Short task
Give the entries again, word for word.

** Begin Supplied material **

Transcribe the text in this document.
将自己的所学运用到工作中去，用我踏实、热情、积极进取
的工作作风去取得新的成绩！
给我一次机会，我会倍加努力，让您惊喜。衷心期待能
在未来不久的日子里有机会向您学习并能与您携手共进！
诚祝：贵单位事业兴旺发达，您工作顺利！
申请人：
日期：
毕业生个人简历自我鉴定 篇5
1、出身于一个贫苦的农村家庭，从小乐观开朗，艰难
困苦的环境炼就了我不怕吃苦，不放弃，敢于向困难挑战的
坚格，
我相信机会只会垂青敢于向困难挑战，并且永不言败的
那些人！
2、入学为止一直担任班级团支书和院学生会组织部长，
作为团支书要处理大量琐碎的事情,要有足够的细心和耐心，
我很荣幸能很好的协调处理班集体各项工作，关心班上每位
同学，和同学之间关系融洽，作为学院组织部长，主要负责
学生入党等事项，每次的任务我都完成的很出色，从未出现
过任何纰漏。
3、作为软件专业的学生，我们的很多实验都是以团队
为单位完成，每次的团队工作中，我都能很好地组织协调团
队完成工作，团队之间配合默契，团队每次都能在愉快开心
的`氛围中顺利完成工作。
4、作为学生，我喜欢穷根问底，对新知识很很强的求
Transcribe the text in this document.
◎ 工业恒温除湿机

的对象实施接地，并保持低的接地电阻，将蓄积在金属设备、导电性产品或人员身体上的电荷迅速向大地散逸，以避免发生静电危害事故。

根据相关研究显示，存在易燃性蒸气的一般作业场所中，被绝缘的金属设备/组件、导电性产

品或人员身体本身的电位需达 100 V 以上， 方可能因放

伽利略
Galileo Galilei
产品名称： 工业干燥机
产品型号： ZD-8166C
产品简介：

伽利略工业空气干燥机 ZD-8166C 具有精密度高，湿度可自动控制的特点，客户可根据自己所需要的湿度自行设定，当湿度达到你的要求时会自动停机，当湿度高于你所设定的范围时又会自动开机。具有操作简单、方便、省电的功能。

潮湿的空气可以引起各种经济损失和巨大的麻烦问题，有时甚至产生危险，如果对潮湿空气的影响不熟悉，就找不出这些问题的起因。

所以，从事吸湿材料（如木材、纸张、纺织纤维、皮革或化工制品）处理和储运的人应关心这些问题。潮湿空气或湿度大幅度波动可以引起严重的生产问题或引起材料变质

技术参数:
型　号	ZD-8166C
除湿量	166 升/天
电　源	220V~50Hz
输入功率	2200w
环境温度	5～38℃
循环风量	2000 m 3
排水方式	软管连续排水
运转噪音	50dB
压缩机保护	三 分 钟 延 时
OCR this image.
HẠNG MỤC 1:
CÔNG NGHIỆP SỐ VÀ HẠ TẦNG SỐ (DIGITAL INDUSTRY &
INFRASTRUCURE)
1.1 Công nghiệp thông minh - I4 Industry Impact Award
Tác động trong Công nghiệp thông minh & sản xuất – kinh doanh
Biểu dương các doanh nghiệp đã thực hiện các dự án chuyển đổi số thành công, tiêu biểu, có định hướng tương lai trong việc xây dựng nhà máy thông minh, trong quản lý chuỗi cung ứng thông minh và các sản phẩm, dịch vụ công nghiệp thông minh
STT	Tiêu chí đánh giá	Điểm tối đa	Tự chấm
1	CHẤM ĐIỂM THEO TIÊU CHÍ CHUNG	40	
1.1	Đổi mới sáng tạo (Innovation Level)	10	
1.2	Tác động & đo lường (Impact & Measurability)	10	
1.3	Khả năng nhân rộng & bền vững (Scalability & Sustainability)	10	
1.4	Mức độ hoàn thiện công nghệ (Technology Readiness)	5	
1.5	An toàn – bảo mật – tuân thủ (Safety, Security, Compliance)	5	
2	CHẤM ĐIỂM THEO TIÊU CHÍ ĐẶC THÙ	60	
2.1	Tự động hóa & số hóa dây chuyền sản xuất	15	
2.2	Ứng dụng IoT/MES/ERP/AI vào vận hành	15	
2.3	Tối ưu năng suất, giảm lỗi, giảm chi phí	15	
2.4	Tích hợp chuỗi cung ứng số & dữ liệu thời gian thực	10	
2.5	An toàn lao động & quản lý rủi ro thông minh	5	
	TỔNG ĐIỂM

** End Supplied material **

Reply to the exercise
Transcribe the text in this document.
将自己的所学运用到工作中去，用我踏实、热情、积极进取
的工作作风去取得新的成绩！
给我一次机会，我会倍加努力，让您惊喜。衷心期待能
在未来不久的日子里有机会向您学习并能与您携手共进！
诚祝：贵单位事业兴旺发达，您工作顺利！
申请人：
日期：
毕业生个人简历自我鉴定 篇5
1、出身于一个贫苦的农村家庭，从小乐观开朗，艰难
困苦的环境炼就了我不怕吃苦，不放弃，敢于向困难挑战的
坚格，
我相信机会只会垂青敢于向困难挑战，并且永不言败的
那些人！
2、入学为止一直担任班级团支书和院学生会组织部长，
作为团支书要处理大量琐碎的事情,要有足够的细心和耐心，
我很荣幸能很好的协调处理班集体各项工作，关心班上每位
同学，和同学之间关系融洽，作为学院组织部长，主要负责
学生入党等事项，每次的任务我都完成的很出色，从未出现
过任何纰漏。
3、作为软件专业的学生，我们的很多实验都是以团队
为单位完成，每次的团队工作中，我都能很好地组织协调团
队完成工作，团队之间配合默契，团队每次都能在愉快开心
的`氛围中顺利完成工作。
4、作为学生，我喜欢穷根问底，对新知识很很强的求
Transcribe the text in this document.
◎ 工业恒温除湿机

的对象实施接地，并保持低的接地电阻，将蓄积在金属设备、导电性产品或人员身体上的电荷迅速向大地散逸，以避免发生静电危害事故。

根据相关研究显示，存在易燃性蒸气的一般作业场所中，被绝缘的金属设备/组件、导电性产

品或人员身体本身的电位需达 100 V 以上， 方可能因放

伽利略
Galileo Galilei
产品名称： 工业干燥机
产品型号： ZD-8166C
产品简介：

伽利略工业空气干燥机 ZD-8166C 具有精密度高，湿度可自动控制的特点，客户可根据自己所需要的湿度自行设定，当湿度达到你的要求时会自动停机，当湿度高于你所设定的范围时又会自动开机。具有操作简单、方便、省电的功能。

潮湿的空气可以引起各种经济损失和巨大的麻烦问题，有时甚至产生危险，如果对潮湿空气的影响不熟悉，就找不出这些问题的起因。

所以，从事吸湿材料（如木材、纸张、纺织纤维、皮革或化工制品）处理和储运的人应关心这些问题。潮湿空气或湿度大幅度波动可以引起严重的生产问题或引起材料变质

技术参数:
型　号	ZD-8166C
除湿量	166 升/天
电　源	220V~50Hz
输入功率	2200w
环境温度	5～38℃
循环风量	2000 m 3
排水方式	软管连续排水
运转噪音	50dB
压缩机保护	三 分 钟 延 时
OCR this image.
HẠNG MỤC 1:
CÔNG NGHIỆP SỐ VÀ HẠ TẦNG SỐ (DIGITAL INDUSTRY &
INFRASTRUCURE)
1.1 Công nghiệp thông minh - I4 Industry Impact Award
Tác động trong Công nghiệp thông minh & sản xuất – kinh doanh
Biểu dương các doanh nghiệp đã thực hiện các dự án chuyển đổi số thành công, tiêu biểu, có định hướng tương lai trong việc xây dựng nhà máy thông minh, trong quản lý chuỗi cung ứng thông minh và các sản phẩm, dịch vụ công nghiệp thông minh
STT	Tiêu chí đánh giá	Điểm tối đa	Tự chấm
1	CHẤM ĐIỂM THEO TIÊU CHÍ CHUNG	40	
1.1	Đổi mới sáng tạo (Innovation Level)	10	
1.2	Tác động & đo lường (Impact & Measurability)	10	
1.3	Khả năng nhân rộng & bền vững (Scalability & Sustainability)	10	
1.4	Mức độ hoàn thiện công nghệ (Technology Readiness)	5	
1.5	An toàn – bảo mật – tuân thủ (Safety, Security, Compliance)	5	
2	CHẤM ĐIỂM THEO TIÊU CHÍ ĐẶC THÙ	60	
2.1	Tự động hóa & số hóa dây chuyền sản xuất	15	
2.2	Ứng dụng IoT/MES/ERP/AI vào vận hành	15	
2.3	Tối ưu năng suất, giảm lỗi, giảm chi phí	15	
2.4	Tích hợp chuỗi cung ứng số & dữ liệu thời gian thực	10	
2.5	An toàn lao động & quản lý rủi ro thông minh	5	
	TỔNG ĐIỂM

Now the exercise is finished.